#### Extracted material ####

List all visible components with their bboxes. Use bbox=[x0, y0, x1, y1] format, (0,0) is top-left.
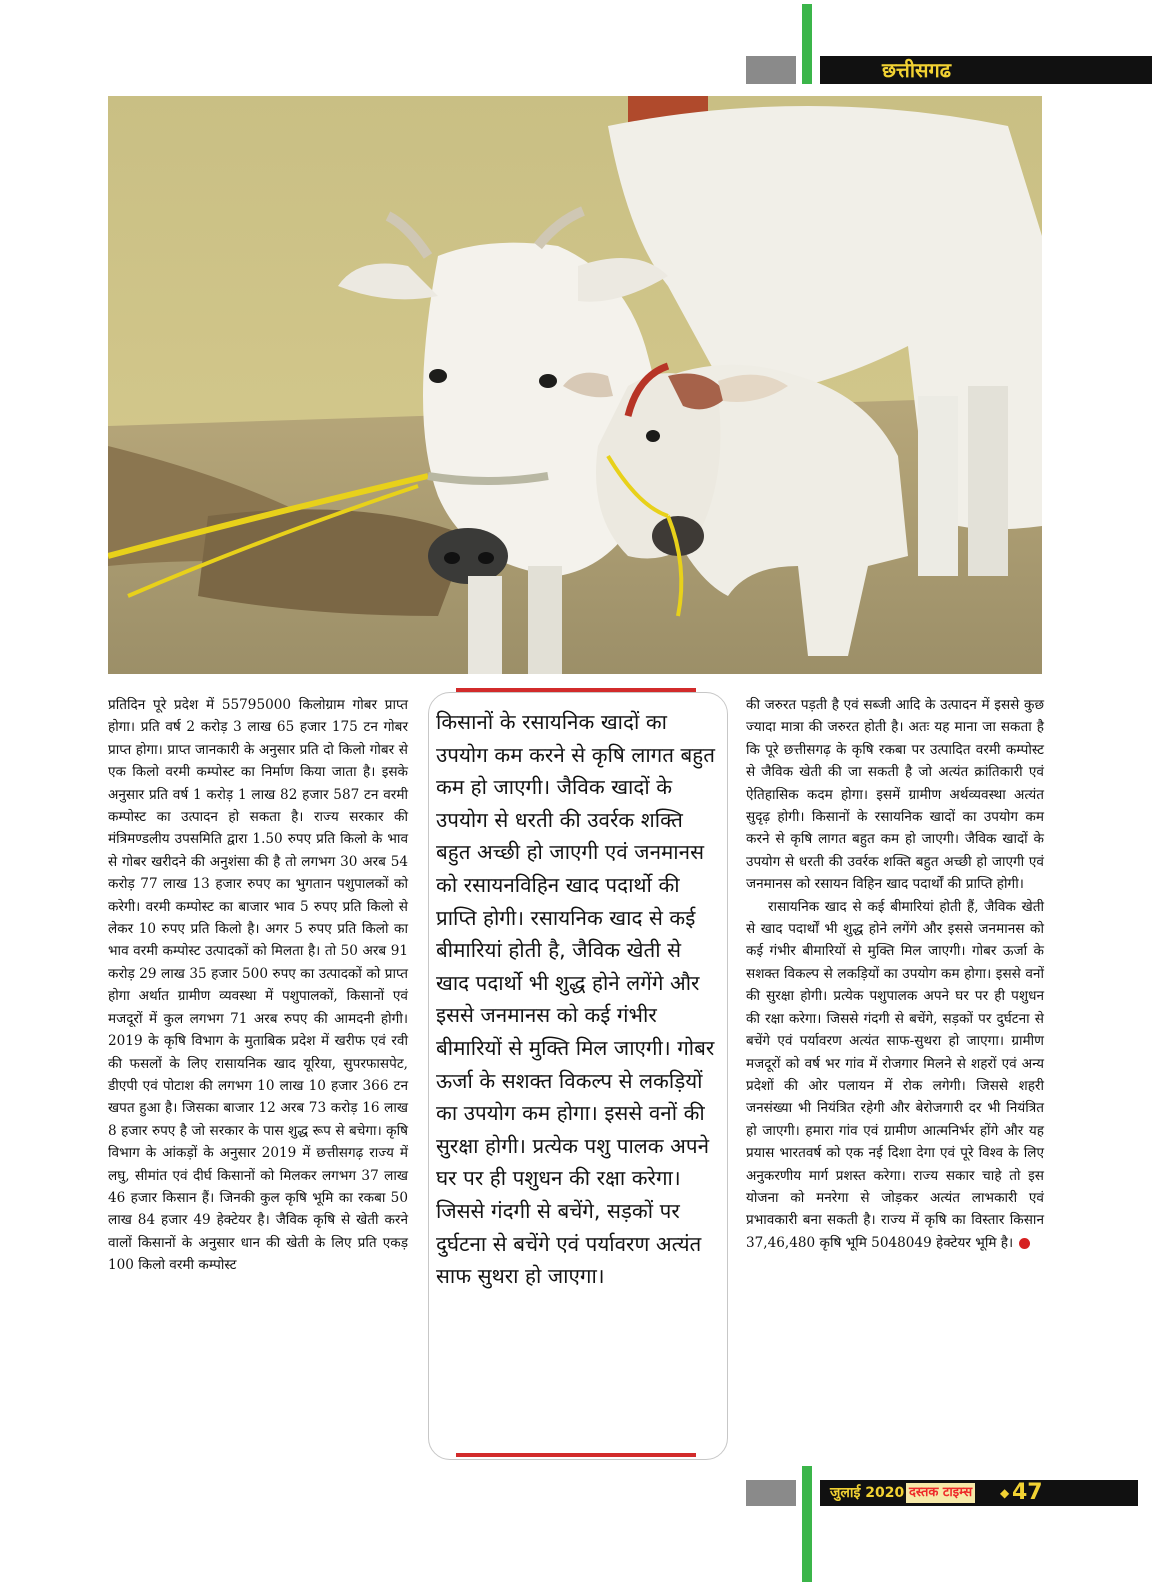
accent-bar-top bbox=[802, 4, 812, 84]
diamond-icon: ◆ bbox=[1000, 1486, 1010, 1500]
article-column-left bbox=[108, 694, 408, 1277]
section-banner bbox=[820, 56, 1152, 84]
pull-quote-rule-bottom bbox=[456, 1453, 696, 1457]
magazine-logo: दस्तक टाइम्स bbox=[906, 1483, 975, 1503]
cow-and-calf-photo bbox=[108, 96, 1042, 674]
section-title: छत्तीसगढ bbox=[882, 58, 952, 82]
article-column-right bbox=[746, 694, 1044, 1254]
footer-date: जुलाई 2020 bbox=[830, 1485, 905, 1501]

####

_Brief_
Please list each line of the entries above that contains the string "left", copying every such line in full.

_The response_
List all visible components with their bboxes. Use bbox=[x0, y0, x1, y1] format, (0,0) is top-left.
article-column-left bbox=[108, 694, 408, 1277]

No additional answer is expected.